• _What you should do_
Pull out every line below holding the word "quibus".
---*---
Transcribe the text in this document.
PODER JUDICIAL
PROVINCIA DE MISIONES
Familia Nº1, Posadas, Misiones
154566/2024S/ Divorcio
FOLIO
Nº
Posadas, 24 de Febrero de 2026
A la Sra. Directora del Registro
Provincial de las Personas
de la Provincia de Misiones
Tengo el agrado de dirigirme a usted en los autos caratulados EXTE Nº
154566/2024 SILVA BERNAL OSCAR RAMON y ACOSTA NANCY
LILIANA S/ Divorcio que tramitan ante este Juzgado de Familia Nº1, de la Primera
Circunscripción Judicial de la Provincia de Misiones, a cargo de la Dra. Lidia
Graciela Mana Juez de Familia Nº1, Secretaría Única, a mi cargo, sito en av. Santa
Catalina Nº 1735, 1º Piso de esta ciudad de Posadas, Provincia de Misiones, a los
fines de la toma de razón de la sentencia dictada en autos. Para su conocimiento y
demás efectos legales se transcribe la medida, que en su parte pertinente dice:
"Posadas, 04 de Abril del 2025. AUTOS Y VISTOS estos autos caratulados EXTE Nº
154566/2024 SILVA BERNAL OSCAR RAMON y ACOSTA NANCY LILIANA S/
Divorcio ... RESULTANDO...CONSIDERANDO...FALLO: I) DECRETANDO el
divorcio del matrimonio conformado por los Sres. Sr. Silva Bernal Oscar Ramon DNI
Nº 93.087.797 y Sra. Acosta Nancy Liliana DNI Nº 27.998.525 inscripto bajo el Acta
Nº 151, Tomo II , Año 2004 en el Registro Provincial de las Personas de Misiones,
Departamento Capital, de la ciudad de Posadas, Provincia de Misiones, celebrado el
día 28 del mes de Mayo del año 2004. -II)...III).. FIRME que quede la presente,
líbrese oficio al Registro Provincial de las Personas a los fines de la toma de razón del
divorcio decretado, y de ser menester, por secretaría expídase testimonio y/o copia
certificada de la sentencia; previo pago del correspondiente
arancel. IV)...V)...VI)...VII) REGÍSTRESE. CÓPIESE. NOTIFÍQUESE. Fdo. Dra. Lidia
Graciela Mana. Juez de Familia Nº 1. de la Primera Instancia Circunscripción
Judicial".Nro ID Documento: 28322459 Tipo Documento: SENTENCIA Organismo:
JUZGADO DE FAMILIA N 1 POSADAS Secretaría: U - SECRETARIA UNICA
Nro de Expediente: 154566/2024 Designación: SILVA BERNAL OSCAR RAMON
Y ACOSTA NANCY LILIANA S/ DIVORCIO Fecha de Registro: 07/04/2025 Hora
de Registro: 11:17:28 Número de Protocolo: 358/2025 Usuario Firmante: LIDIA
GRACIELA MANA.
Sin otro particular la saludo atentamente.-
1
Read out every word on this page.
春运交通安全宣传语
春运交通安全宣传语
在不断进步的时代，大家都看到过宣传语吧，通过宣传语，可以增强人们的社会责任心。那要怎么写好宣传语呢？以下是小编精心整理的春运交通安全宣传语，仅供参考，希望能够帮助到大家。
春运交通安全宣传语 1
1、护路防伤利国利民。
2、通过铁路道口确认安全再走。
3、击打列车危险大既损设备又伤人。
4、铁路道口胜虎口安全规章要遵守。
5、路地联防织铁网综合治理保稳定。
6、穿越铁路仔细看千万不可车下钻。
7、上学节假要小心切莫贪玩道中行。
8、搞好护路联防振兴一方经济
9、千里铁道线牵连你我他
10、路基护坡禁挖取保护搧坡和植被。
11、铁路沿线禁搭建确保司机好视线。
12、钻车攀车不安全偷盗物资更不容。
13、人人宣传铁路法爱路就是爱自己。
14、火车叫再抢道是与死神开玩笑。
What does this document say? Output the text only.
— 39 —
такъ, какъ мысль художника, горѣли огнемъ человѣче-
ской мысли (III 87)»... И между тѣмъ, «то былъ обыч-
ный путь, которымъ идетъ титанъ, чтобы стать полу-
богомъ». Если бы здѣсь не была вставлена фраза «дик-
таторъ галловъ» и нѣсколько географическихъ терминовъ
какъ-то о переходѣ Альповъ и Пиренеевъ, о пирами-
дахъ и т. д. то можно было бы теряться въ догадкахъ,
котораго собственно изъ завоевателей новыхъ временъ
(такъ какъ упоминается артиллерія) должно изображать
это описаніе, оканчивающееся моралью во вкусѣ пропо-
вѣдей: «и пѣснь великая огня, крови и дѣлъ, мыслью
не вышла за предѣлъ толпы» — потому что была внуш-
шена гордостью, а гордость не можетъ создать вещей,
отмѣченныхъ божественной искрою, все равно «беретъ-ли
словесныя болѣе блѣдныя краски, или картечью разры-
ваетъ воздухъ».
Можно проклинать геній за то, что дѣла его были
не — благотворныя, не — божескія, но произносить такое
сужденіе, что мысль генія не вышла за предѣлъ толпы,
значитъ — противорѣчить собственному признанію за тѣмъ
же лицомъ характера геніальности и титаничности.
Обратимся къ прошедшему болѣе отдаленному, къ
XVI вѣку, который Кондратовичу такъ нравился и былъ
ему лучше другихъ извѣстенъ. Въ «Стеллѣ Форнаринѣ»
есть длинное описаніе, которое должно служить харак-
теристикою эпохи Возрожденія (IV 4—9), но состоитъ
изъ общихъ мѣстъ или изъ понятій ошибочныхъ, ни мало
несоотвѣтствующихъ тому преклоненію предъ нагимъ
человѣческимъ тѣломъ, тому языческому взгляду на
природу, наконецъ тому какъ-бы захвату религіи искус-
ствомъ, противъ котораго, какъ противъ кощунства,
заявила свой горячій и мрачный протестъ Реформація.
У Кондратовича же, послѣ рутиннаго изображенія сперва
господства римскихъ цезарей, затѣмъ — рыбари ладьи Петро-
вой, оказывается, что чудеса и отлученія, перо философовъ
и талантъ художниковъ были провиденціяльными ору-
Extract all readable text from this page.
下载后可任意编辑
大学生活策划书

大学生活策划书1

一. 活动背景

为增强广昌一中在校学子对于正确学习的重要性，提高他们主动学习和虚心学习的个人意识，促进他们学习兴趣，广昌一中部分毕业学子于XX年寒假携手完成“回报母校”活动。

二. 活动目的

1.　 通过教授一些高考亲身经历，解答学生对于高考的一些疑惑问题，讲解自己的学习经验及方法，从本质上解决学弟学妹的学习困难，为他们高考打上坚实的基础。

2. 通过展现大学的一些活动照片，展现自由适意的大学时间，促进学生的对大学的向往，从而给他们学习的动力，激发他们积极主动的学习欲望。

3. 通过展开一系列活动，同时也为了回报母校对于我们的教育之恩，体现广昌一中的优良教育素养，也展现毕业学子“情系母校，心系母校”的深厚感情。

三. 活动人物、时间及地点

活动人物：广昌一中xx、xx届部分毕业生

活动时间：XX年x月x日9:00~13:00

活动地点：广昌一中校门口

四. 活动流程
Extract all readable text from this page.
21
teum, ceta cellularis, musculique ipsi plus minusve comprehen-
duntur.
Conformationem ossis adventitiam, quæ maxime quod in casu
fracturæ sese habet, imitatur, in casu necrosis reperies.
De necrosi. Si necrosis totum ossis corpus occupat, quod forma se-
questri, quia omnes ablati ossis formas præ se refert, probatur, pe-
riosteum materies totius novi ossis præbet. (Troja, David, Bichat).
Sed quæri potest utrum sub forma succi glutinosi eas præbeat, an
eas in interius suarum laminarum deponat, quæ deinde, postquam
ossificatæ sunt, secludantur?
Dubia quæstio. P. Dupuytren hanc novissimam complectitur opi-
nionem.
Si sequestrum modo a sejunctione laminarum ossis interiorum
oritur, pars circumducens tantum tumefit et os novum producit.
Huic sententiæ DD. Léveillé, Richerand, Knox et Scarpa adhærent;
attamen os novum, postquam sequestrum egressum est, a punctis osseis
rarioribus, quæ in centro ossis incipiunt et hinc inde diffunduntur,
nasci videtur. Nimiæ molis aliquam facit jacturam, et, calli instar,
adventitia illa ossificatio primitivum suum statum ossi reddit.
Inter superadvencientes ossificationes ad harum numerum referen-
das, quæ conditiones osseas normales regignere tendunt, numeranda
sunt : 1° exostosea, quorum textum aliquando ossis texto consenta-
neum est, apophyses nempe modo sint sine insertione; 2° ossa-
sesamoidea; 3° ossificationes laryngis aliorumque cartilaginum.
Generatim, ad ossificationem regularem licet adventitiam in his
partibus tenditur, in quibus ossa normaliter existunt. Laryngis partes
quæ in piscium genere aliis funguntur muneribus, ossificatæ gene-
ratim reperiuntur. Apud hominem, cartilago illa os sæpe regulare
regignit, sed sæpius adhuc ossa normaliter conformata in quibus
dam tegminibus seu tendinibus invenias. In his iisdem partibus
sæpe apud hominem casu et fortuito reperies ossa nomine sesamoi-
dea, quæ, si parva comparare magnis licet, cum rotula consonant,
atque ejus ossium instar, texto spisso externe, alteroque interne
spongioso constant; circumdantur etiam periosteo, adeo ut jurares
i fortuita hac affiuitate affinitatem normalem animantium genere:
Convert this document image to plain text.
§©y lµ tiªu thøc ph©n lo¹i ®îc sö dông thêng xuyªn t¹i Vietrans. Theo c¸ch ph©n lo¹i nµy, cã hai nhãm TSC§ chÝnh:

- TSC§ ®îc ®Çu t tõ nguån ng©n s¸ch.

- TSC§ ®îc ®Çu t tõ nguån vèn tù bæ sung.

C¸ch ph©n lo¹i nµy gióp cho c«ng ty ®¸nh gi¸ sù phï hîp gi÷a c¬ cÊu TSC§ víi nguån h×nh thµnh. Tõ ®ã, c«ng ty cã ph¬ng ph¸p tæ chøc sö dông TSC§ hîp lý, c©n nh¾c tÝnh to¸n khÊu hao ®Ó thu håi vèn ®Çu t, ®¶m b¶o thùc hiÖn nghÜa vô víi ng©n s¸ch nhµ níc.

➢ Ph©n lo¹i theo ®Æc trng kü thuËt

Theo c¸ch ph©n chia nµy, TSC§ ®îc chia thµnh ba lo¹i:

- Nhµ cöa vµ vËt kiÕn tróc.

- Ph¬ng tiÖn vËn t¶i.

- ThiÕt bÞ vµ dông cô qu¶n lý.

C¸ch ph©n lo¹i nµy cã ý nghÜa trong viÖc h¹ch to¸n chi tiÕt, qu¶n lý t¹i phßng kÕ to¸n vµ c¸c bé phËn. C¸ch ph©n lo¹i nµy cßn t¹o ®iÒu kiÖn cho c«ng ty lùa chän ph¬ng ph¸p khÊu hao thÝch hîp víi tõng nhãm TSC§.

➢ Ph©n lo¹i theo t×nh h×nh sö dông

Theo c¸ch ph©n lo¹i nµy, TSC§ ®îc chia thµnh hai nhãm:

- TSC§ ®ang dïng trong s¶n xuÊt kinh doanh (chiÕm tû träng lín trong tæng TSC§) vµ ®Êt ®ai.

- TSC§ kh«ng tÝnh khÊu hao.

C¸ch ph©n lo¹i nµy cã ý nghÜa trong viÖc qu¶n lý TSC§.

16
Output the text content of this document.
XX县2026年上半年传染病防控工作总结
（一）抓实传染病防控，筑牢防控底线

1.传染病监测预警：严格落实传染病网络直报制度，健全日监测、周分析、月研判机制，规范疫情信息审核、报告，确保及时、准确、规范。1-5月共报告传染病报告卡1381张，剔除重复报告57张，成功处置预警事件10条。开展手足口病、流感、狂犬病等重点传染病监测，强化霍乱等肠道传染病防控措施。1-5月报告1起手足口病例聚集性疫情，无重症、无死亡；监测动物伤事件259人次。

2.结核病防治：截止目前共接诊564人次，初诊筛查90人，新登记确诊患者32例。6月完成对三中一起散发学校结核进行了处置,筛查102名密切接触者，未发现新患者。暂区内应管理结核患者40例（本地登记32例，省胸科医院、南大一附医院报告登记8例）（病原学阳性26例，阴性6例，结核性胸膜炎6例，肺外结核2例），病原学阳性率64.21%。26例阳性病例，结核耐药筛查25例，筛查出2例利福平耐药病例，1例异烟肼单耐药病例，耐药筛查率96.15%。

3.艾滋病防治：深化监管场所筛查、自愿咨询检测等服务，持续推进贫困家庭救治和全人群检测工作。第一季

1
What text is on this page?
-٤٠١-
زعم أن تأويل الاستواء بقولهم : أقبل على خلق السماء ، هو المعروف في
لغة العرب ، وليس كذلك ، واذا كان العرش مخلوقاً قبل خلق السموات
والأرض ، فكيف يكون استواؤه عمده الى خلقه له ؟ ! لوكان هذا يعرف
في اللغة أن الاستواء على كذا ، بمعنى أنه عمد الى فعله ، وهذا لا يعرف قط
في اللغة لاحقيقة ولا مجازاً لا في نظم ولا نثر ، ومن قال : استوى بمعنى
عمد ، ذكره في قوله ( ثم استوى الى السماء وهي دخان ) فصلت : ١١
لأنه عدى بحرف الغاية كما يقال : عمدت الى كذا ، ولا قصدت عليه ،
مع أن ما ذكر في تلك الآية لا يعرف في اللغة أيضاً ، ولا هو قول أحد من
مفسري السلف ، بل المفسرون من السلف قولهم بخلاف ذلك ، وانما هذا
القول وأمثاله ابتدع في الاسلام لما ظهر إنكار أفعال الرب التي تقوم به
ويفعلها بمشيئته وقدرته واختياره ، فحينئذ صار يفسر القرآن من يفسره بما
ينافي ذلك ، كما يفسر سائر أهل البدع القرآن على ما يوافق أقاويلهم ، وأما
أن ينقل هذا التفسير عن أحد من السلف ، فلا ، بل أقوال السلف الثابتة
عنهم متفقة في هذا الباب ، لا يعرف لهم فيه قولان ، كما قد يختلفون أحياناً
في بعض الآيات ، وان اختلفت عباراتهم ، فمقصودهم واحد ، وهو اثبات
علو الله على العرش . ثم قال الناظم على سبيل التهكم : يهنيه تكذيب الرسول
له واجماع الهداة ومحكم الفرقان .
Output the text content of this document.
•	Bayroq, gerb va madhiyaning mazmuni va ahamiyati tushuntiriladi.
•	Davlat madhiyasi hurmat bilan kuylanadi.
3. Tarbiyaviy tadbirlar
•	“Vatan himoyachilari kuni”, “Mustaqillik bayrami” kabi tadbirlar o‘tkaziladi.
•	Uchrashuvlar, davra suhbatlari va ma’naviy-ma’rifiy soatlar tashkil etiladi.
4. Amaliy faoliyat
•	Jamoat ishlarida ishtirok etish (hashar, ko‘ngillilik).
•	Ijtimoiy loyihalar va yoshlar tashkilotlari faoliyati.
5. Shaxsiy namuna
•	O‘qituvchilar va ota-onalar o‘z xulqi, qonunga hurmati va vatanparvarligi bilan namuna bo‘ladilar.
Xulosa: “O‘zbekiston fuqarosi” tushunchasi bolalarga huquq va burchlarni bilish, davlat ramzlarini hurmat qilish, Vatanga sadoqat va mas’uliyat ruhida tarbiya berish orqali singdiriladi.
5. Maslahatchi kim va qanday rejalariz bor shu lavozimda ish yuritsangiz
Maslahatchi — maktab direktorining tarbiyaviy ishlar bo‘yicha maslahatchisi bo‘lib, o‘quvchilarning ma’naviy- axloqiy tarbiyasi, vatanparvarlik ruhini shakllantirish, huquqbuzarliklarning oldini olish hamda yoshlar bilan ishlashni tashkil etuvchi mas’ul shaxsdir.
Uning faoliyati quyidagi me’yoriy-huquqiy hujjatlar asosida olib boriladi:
---*---
• _Result below_
partibus tenditur, in quibus ossa normaliter existunt. Laryngis partes
regignit, sed sæpius adhuc ossa normaliter conformata in quibus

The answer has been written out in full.